Exercise requirements » After counting the lines below that hold the word "icon", reply with the count and nothing else.

----------------

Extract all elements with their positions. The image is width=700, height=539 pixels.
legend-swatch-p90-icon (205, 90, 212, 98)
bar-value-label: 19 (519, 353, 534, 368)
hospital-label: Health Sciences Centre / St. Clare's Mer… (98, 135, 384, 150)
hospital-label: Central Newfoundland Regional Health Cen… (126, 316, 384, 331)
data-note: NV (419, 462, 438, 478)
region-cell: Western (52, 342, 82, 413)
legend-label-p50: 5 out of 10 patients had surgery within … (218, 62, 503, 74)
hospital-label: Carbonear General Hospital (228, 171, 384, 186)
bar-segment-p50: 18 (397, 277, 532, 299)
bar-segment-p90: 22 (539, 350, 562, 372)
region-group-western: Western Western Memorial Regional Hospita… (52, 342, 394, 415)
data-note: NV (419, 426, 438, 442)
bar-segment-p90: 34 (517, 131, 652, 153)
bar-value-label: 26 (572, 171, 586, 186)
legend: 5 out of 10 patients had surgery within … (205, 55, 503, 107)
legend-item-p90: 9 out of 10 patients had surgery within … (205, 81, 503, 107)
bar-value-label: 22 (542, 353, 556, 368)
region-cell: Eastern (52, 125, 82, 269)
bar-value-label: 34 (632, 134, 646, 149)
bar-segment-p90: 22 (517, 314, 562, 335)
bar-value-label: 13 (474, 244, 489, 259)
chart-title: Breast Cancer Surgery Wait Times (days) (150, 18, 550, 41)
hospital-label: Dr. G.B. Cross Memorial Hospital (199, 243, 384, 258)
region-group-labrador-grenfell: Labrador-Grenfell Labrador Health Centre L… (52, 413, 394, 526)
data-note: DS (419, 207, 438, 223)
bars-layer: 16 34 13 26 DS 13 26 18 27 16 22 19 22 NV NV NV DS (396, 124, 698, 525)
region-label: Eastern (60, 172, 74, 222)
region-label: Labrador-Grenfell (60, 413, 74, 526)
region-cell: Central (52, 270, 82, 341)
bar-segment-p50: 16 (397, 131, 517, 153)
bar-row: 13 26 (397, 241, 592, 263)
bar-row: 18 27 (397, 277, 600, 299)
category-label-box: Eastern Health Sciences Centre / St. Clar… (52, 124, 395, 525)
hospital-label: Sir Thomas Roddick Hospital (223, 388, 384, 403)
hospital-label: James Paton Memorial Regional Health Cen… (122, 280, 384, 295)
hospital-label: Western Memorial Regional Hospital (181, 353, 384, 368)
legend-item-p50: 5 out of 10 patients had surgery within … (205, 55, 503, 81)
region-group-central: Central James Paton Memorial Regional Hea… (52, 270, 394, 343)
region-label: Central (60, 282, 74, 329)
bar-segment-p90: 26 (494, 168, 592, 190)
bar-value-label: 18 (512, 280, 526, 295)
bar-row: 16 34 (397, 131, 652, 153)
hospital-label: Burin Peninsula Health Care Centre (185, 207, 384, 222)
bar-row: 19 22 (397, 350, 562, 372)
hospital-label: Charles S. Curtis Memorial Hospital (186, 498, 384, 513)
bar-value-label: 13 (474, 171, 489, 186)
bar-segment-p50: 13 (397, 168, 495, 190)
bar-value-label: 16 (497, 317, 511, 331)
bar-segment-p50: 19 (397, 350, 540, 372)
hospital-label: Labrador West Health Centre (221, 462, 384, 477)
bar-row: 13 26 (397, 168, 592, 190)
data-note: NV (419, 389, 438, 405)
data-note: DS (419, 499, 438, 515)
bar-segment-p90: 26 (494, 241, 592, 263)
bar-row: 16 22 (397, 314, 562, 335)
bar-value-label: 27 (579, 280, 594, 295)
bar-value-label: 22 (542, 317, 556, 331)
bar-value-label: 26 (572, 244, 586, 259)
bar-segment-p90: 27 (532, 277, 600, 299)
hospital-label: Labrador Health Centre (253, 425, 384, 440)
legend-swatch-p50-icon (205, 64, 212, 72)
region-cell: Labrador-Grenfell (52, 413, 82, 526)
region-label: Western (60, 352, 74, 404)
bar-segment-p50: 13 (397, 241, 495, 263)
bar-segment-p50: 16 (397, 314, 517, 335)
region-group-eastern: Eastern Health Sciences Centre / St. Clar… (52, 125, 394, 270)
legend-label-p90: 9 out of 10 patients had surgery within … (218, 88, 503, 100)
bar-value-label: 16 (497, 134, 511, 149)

----------------

Result » 2